## AIM OF THE TASK
Read the records below. Copy each line where the string "Diagonal" occurs.

## GIVEN RECORDS
────────────────

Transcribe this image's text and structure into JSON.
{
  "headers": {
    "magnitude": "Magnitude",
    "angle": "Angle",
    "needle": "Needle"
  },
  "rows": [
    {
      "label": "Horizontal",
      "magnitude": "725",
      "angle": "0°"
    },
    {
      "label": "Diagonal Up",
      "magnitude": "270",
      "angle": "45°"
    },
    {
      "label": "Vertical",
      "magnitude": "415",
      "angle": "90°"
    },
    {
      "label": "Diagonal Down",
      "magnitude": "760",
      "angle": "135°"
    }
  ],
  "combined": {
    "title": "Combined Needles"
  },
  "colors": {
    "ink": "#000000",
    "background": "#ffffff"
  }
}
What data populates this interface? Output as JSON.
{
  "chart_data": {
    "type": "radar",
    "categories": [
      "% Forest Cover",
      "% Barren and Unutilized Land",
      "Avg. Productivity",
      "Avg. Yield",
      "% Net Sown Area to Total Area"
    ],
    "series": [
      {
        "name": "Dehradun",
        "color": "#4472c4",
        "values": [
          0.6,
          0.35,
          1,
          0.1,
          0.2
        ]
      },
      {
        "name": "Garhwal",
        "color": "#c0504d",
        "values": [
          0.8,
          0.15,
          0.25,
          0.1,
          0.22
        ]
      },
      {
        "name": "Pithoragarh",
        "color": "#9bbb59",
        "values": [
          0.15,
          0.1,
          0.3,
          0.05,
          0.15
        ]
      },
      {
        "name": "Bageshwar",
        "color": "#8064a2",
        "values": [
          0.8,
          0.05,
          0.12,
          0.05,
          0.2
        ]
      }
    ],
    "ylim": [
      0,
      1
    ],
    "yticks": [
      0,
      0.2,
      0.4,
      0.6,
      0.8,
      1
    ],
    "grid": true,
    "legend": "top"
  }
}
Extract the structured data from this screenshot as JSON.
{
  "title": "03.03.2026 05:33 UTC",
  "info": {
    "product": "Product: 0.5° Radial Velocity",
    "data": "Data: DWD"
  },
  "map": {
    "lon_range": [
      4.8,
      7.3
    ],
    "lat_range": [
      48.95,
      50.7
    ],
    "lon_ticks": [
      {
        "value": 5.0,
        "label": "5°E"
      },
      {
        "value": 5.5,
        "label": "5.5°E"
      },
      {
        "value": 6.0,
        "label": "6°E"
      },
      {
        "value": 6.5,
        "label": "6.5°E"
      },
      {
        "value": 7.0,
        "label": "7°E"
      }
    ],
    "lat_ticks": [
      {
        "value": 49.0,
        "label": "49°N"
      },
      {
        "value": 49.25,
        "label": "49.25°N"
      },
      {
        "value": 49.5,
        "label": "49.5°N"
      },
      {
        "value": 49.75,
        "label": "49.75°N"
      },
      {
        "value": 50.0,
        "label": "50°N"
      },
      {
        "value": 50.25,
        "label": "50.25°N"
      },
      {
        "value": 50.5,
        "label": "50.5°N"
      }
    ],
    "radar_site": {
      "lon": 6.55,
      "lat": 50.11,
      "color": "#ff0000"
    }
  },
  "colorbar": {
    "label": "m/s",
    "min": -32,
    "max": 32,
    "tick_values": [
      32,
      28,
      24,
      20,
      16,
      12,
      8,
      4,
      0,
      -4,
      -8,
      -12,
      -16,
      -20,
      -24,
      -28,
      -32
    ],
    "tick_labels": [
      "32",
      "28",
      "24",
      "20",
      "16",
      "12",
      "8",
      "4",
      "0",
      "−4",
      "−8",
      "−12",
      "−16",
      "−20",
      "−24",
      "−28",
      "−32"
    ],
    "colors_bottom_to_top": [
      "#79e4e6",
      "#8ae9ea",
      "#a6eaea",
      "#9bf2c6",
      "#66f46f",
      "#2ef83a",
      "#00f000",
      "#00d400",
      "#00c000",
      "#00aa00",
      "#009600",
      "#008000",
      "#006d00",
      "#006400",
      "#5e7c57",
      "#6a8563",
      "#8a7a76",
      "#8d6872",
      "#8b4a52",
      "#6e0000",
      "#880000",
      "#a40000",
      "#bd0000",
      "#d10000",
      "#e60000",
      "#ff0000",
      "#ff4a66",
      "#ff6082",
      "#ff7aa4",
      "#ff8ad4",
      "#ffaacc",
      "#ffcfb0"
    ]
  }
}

────────────────

## SOLUTION TO THIS PROBLEM
      "label": "Diagonal Up",
      "label": "Diagonal Down",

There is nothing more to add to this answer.